**EXERCISE PROMPT:** An exact copy of the records is required, minus the pictures they hold.

[Stored data entries]
____
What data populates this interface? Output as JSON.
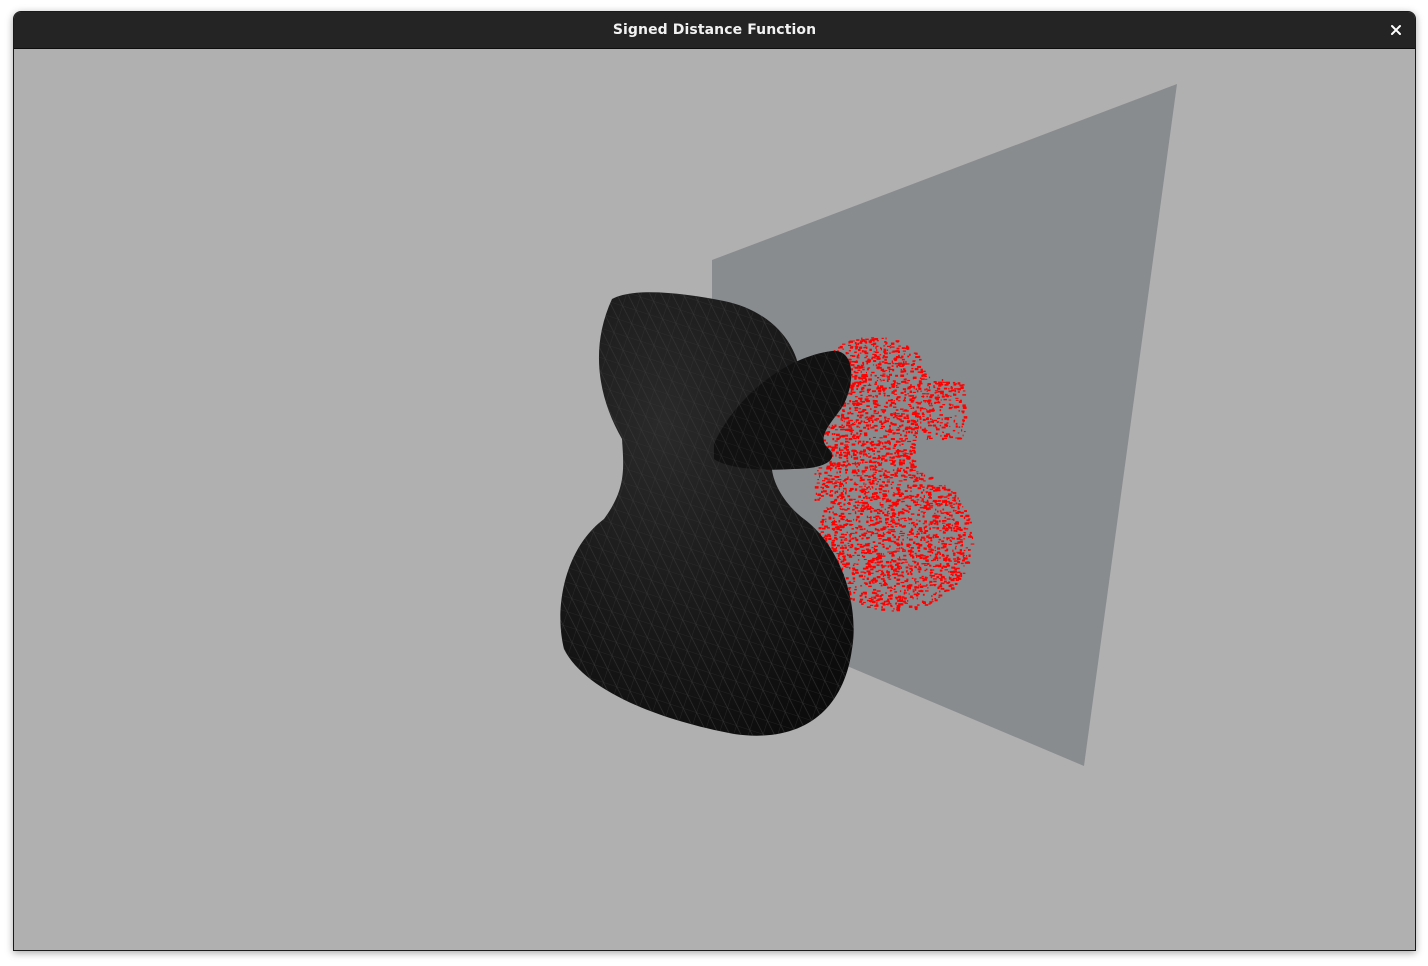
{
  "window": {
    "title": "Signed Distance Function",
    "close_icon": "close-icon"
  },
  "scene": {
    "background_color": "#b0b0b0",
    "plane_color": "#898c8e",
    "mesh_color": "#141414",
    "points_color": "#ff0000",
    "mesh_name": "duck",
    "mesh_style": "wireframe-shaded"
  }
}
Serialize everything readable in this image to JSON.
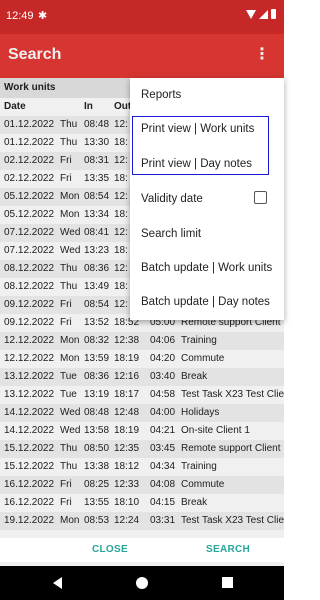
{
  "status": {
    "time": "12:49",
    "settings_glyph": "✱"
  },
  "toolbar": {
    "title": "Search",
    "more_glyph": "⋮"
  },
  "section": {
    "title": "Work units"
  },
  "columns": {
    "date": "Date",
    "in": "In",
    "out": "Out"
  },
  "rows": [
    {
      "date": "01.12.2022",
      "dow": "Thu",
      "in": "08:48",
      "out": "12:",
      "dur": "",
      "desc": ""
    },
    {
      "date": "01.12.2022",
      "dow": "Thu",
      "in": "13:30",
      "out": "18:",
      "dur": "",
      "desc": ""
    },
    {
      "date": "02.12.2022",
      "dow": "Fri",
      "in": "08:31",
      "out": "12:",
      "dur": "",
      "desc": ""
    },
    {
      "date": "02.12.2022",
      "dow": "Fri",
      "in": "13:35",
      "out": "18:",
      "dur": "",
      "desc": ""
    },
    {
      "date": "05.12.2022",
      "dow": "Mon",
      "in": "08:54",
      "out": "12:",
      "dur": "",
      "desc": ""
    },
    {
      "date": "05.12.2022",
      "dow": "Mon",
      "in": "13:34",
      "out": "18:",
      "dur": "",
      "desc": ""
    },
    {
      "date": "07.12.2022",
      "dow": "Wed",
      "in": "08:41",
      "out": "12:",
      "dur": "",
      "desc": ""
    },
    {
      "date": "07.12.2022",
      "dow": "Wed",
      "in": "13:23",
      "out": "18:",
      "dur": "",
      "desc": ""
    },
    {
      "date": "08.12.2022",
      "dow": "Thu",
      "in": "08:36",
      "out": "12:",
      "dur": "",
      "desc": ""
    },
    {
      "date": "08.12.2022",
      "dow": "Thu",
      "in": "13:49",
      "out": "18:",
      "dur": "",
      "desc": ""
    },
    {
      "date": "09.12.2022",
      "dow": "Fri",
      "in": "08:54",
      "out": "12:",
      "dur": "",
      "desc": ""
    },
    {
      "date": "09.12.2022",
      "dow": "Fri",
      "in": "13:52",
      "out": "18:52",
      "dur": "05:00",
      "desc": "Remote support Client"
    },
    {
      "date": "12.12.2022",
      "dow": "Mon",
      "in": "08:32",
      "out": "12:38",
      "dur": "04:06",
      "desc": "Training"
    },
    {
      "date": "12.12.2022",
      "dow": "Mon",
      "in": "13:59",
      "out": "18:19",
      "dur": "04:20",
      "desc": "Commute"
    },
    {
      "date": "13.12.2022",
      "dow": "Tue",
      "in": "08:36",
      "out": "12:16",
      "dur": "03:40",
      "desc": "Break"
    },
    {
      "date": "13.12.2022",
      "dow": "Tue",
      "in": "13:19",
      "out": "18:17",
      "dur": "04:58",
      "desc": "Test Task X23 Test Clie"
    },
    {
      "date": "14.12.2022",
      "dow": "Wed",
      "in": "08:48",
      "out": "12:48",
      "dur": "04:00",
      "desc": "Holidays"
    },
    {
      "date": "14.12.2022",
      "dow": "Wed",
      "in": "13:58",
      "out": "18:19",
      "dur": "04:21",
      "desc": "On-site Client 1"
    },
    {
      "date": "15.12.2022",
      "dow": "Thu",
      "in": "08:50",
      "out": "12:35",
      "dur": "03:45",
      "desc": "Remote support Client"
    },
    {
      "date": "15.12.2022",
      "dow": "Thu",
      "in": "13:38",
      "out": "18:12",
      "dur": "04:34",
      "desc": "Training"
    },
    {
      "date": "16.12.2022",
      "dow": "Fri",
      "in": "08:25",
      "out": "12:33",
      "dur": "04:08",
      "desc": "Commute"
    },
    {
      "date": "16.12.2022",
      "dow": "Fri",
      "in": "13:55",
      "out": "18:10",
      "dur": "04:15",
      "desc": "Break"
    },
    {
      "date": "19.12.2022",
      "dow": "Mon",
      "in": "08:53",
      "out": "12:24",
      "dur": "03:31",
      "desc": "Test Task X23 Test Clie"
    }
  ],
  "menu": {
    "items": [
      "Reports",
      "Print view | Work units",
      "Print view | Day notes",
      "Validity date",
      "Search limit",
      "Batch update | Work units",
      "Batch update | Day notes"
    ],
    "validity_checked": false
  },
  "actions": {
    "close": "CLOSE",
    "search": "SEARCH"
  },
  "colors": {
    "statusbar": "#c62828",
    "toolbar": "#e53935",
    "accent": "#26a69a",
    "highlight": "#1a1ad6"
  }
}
____
**OUTPUT OF THE EXERCISE:**
What data populates this interface? Output as JSON.
{
  "window": {
    "title": "Signed Distance Function",
    "close_icon": "close-icon"
  },
  "scene": {
    "background_color": "#b0b0b0",
    "plane_color": "#898c8e",
    "mesh_color": "#141414",
    "points_color": "#ff0000",
    "mesh_name": "duck",
    "mesh_style": "wireframe-shaded"
  }
}
Serialize everything readable in this image to JSON.
{
  "status": {
    "time": "12:49",
    "settings_glyph": "✱"
  },
  "toolbar": {
    "title": "Search",
    "more_glyph": "⋮"
  },
  "section": {
    "title": "Work units"
  },
  "columns": {
    "date": "Date",
    "in": "In",
    "out": "Out"
  },
  "rows": [
    {
      "date": "01.12.2022",
      "dow": "Thu",
      "in": "08:48",
      "out": "12:",
      "dur": "",
      "desc": ""
    },
    {
      "date": "01.12.2022",
      "dow": "Thu",
      "in": "13:30",
      "out": "18:",
      "dur": "",
      "desc": ""
    },
    {
      "date": "02.12.2022",
      "dow": "Fri",
      "in": "08:31",
      "out": "12:",
      "dur": "",
      "desc": ""
    },
    {
      "date": "02.12.2022",
      "dow": "Fri",
      "in": "13:35",
      "out": "18:",
      "dur": "",
      "desc": ""
    },
    {
      "date": "05.12.2022",
      "dow": "Mon",
      "in": "08:54",
      "out": "12:",
      "dur": "",
      "desc": ""
    },
    {
      "date": "05.12.2022",
      "dow": "Mon",
      "in": "13:34",
      "out": "18:",
      "dur": "",
      "desc": ""
    },
    {
      "date": "07.12.2022",
      "dow": "Wed",
      "in": "08:41",
      "out": "12:",
      "dur": "",
      "desc": ""
    },
    {
      "date": "07.12.2022",
      "dow": "Wed",
      "in": "13:23",
      "out": "18:",
      "dur": "",
      "desc": ""
    },
    {
      "date": "08.12.2022",
      "dow": "Thu",
      "in": "08:36",
      "out": "12:",
      "dur": "",
      "desc": ""
    },
    {
      "date": "08.12.2022",
      "dow": "Thu",
      "in": "13:49",
      "out": "18:",
      "dur": "",
      "desc": ""
    },
    {
      "date": "09.12.2022",
      "dow": "Fri",
      "in": "08:54",
      "out": "12:",
      "dur": "",
      "desc": ""
    },
    {
      "date": "09.12.2022",
      "dow": "Fri",
      "in": "13:52",
      "out": "18:52",
      "dur": "05:00",
      "desc": "Remote support Client"
    },
    {
      "date": "12.12.2022",
      "dow": "Mon",
      "in": "08:32",
      "out": "12:38",
      "dur": "04:06",
      "desc": "Training"
    },
    {
      "date": "12.12.2022",
      "dow": "Mon",
      "in": "13:59",
      "out": "18:19",
      "dur": "04:20",
      "desc": "Commute"
    },
    {
      "date": "13.12.2022",
      "dow": "Tue",
      "in": "08:36",
      "out": "12:16",
      "dur": "03:40",
      "desc": "Break"
    },
    {
      "date": "13.12.2022",
      "dow": "Tue",
      "in": "13:19",
      "out": "18:17",
      "dur": "04:58",
      "desc": "Test Task X23 Test Clie"
    },
    {
      "date": "14.12.2022",
      "dow": "Wed",
      "in": "08:48",
      "out": "12:48",
      "dur": "04:00",
      "desc": "Holidays"
    },
    {
      "date": "14.12.2022",
      "dow": "Wed",
      "in": "13:58",
      "out": "18:19",
      "dur": "04:21",
      "desc": "On-site Client 1"
    },
    {
      "date": "15.12.2022",
      "dow": "Thu",
      "in": "08:50",
      "out": "12:35",
      "dur": "03:45",
      "desc": "Remote support Client"
    },
    {
      "date": "15.12.2022",
      "dow": "Thu",
      "in": "13:38",
      "out": "18:12",
      "dur": "04:34",
      "desc": "Training"
    },
    {
      "date": "16.12.2022",
      "dow": "Fri",
      "in": "08:25",
      "out": "12:33",
      "dur": "04:08",
      "desc": "Commute"
    },
    {
      "date": "16.12.2022",
      "dow": "Fri",
      "in": "13:55",
      "out": "18:10",
      "dur": "04:15",
      "desc": "Break"
    },
    {
      "date": "19.12.2022",
      "dow": "Mon",
      "in": "08:53",
      "out": "12:24",
      "dur": "03:31",
      "desc": "Test Task X23 Test Clie"
    }
  ],
  "menu": {
    "items": [
      "Reports",
      "Print view | Work units",
      "Print view | Day notes",
      "Validity date",
      "Search limit",
      "Batch update | Work units",
      "Batch update | Day notes"
    ],
    "validity_checked": false
  },
  "actions": {
    "close": "CLOSE",
    "search": "SEARCH"
  },
  "colors": {
    "statusbar": "#c62828",
    "toolbar": "#e53935",
    "accent": "#26a69a",
    "highlight": "#1a1ad6"
  }
}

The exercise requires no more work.